* Records to process:
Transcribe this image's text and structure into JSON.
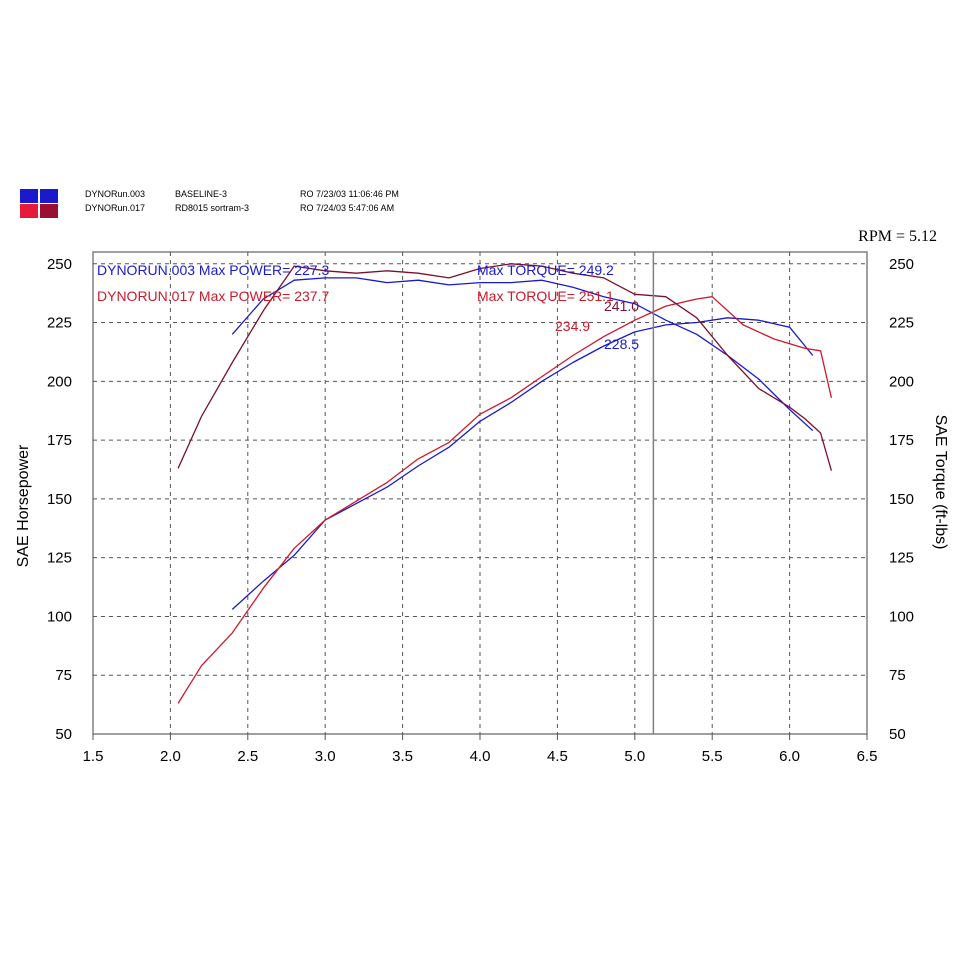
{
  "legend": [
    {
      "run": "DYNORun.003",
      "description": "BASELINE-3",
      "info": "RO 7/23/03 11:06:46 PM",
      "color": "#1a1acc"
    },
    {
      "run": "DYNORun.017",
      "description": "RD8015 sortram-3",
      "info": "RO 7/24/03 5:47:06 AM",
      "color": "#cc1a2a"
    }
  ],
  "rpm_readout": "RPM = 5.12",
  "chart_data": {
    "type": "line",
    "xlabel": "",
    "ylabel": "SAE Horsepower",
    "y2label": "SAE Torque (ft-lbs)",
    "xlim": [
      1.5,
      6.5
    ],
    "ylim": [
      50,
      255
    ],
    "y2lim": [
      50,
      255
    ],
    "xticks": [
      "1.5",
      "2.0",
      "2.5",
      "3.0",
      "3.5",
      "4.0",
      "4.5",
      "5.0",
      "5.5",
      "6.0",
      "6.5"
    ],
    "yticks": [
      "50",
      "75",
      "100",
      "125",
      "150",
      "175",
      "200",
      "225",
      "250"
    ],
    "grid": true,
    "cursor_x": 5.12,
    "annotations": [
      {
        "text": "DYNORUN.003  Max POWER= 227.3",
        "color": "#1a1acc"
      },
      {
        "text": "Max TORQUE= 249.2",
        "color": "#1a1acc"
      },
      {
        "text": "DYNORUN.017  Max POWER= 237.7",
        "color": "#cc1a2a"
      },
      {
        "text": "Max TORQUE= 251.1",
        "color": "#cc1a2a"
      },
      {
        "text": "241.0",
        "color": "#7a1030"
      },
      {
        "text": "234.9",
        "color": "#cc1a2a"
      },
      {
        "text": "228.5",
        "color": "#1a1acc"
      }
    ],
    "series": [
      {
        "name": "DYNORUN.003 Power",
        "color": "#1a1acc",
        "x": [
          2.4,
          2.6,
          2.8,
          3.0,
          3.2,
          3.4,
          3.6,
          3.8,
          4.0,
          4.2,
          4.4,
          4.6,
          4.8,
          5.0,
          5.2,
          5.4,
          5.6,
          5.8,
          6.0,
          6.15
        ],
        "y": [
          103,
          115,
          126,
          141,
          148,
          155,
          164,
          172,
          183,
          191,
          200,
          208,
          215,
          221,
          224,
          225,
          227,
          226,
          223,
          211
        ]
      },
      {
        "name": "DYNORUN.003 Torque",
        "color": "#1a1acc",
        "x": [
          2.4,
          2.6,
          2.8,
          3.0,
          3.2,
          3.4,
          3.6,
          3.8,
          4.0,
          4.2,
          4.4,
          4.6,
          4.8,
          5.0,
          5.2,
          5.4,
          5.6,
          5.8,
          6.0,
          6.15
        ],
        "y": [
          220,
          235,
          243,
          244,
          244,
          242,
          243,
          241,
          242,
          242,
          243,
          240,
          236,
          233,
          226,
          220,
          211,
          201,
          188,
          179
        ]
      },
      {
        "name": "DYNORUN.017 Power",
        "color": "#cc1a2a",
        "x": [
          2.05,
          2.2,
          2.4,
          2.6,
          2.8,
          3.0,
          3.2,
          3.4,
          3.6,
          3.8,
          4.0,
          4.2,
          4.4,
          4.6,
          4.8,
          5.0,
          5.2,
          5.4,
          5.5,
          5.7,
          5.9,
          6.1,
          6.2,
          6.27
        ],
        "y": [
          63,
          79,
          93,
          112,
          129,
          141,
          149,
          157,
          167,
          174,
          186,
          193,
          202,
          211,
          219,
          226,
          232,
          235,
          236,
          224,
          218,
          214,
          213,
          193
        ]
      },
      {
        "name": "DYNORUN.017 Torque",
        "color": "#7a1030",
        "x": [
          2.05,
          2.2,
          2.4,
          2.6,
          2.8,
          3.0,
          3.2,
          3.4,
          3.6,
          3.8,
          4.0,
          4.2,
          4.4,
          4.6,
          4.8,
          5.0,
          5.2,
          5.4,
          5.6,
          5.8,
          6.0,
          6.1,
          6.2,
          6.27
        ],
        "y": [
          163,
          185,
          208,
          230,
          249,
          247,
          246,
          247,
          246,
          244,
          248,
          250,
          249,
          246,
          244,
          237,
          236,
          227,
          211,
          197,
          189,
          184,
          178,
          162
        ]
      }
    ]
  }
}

* Task directions: Each entry should be repeated exactly as it appears; the pictures stay out.

* Written solution:
Transcribe this image's text and structure into JSON.
{
  "legend": [
    {
      "run": "DYNORun.003",
      "description": "BASELINE-3",
      "info": "RO 7/23/03 11:06:46 PM",
      "color": "#1a1acc"
    },
    {
      "run": "DYNORun.017",
      "description": "RD8015 sortram-3",
      "info": "RO 7/24/03 5:47:06 AM",
      "color": "#cc1a2a"
    }
  ],
  "rpm_readout": "RPM = 5.12",
  "chart_data": {
    "type": "line",
    "xlabel": "",
    "ylabel": "SAE Horsepower",
    "y2label": "SAE Torque (ft-lbs)",
    "xlim": [
      1.5,
      6.5
    ],
    "ylim": [
      50,
      255
    ],
    "y2lim": [
      50,
      255
    ],
    "xticks": [
      "1.5",
      "2.0",
      "2.5",
      "3.0",
      "3.5",
      "4.0",
      "4.5",
      "5.0",
      "5.5",
      "6.0",
      "6.5"
    ],
    "yticks": [
      "50",
      "75",
      "100",
      "125",
      "150",
      "175",
      "200",
      "225",
      "250"
    ],
    "grid": true,
    "cursor_x": 5.12,
    "annotations": [
      {
        "text": "DYNORUN.003  Max POWER= 227.3",
        "color": "#1a1acc"
      },
      {
        "text": "Max TORQUE= 249.2",
        "color": "#1a1acc"
      },
      {
        "text": "DYNORUN.017  Max POWER= 237.7",
        "color": "#cc1a2a"
      },
      {
        "text": "Max TORQUE= 251.1",
        "color": "#cc1a2a"
      },
      {
        "text": "241.0",
        "color": "#7a1030"
      },
      {
        "text": "234.9",
        "color": "#cc1a2a"
      },
      {
        "text": "228.5",
        "color": "#1a1acc"
      }
    ],
    "series": [
      {
        "name": "DYNORUN.003 Power",
        "color": "#1a1acc",
        "x": [
          2.4,
          2.6,
          2.8,
          3.0,
          3.2,
          3.4,
          3.6,
          3.8,
          4.0,
          4.2,
          4.4,
          4.6,
          4.8,
          5.0,
          5.2,
          5.4,
          5.6,
          5.8,
          6.0,
          6.15
        ],
        "y": [
          103,
          115,
          126,
          141,
          148,
          155,
          164,
          172,
          183,
          191,
          200,
          208,
          215,
          221,
          224,
          225,
          227,
          226,
          223,
          211
        ]
      },
      {
        "name": "DYNORUN.003 Torque",
        "color": "#1a1acc",
        "x": [
          2.4,
          2.6,
          2.8,
          3.0,
          3.2,
          3.4,
          3.6,
          3.8,
          4.0,
          4.2,
          4.4,
          4.6,
          4.8,
          5.0,
          5.2,
          5.4,
          5.6,
          5.8,
          6.0,
          6.15
        ],
        "y": [
          220,
          235,
          243,
          244,
          244,
          242,
          243,
          241,
          242,
          242,
          243,
          240,
          236,
          233,
          226,
          220,
          211,
          201,
          188,
          179
        ]
      },
      {
        "name": "DYNORUN.017 Power",
        "color": "#cc1a2a",
        "x": [
          2.05,
          2.2,
          2.4,
          2.6,
          2.8,
          3.0,
          3.2,
          3.4,
          3.6,
          3.8,
          4.0,
          4.2,
          4.4,
          4.6,
          4.8,
          5.0,
          5.2,
          5.4,
          5.5,
          5.7,
          5.9,
          6.1,
          6.2,
          6.27
        ],
        "y": [
          63,
          79,
          93,
          112,
          129,
          141,
          149,
          157,
          167,
          174,
          186,
          193,
          202,
          211,
          219,
          226,
          232,
          235,
          236,
          224,
          218,
          214,
          213,
          193
        ]
      },
      {
        "name": "DYNORUN.017 Torque",
        "color": "#7a1030",
        "x": [
          2.05,
          2.2,
          2.4,
          2.6,
          2.8,
          3.0,
          3.2,
          3.4,
          3.6,
          3.8,
          4.0,
          4.2,
          4.4,
          4.6,
          4.8,
          5.0,
          5.2,
          5.4,
          5.6,
          5.8,
          6.0,
          6.1,
          6.2,
          6.27
        ],
        "y": [
          163,
          185,
          208,
          230,
          249,
          247,
          246,
          247,
          246,
          244,
          248,
          250,
          249,
          246,
          244,
          237,
          236,
          227,
          211,
          197,
          189,
          184,
          178,
          162
        ]
      }
    ]
  }
}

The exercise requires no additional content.